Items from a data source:
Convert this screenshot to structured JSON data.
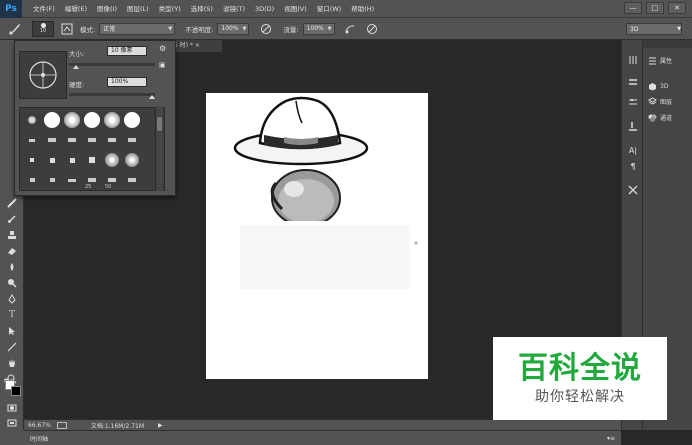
{
  "app": {
    "logo": "Ps"
  },
  "menu": [
    "文件(F)",
    "编辑(E)",
    "图像(I)",
    "图层(L)",
    "类型(Y)",
    "选择(S)",
    "滤镜(T)",
    "3D(D)",
    "视图(V)",
    "窗口(W)",
    "帮助(H)"
  ],
  "window_controls": {
    "minimize": "—",
    "maximize": "□",
    "close": "✕"
  },
  "options": {
    "brush_size": "10",
    "mode_label": "模式:",
    "mode_value": "正常",
    "opacity_label": "不透明度:",
    "opacity_value": "100%",
    "flow_label": "流量:",
    "flow_value": "100%",
    "workspace": "3D"
  },
  "brush_panel": {
    "size_label": "大小:",
    "size_value": "10 像素",
    "hardness_label": "硬度:",
    "hardness_value": "100%",
    "size_fraction": 0.05,
    "hardness_fraction": 1.0,
    "brush_numbers": [
      "25",
      "50"
    ]
  },
  "document": {
    "tab_text": "5 时) * ×"
  },
  "right_panel": {
    "items": [
      {
        "label": "属性",
        "icon": "properties-icon"
      },
      {
        "label": "3D",
        "icon": "3d-icon"
      },
      {
        "label": "图层",
        "icon": "layers-icon"
      },
      {
        "label": "通道",
        "icon": "channels-icon"
      }
    ]
  },
  "status": {
    "zoom": "66.67%",
    "doc_info": "文档:1.16M/2.71M"
  },
  "timeline": {
    "label": "时间轴"
  },
  "watermark": {
    "title": "百科全说",
    "subtitle": "助你轻松解决"
  },
  "colors": {
    "ui_bg": "#535353",
    "dark_bg": "#282828",
    "accent": "#31a8ff",
    "watermark_green": "#22a83c"
  }
}
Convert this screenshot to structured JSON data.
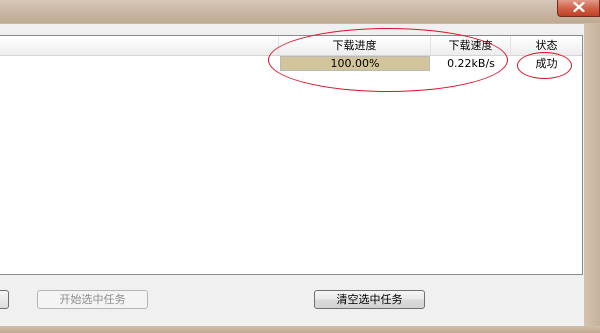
{
  "columns": {
    "progress": "下载进度",
    "speed": "下载速度",
    "status": "状态"
  },
  "task": {
    "progress_fraction": 1.0,
    "progress_text": "100.00%",
    "speed": "0.22kB/s",
    "status": "成功"
  },
  "buttons": {
    "start_selected": "开始选中任务",
    "clear_selected": "清空选中任务"
  },
  "colors": {
    "progress_fill": "#d2c59b",
    "annotation_red": "#d9152b"
  }
}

■ Directions for this task
Return every line above in which the string "icon" occurs.

■ Written answer
        "icon": "properties-icon"
        "icon": "3d-icon"
        "icon": "layers-icon"
        "icon": "channels-icon"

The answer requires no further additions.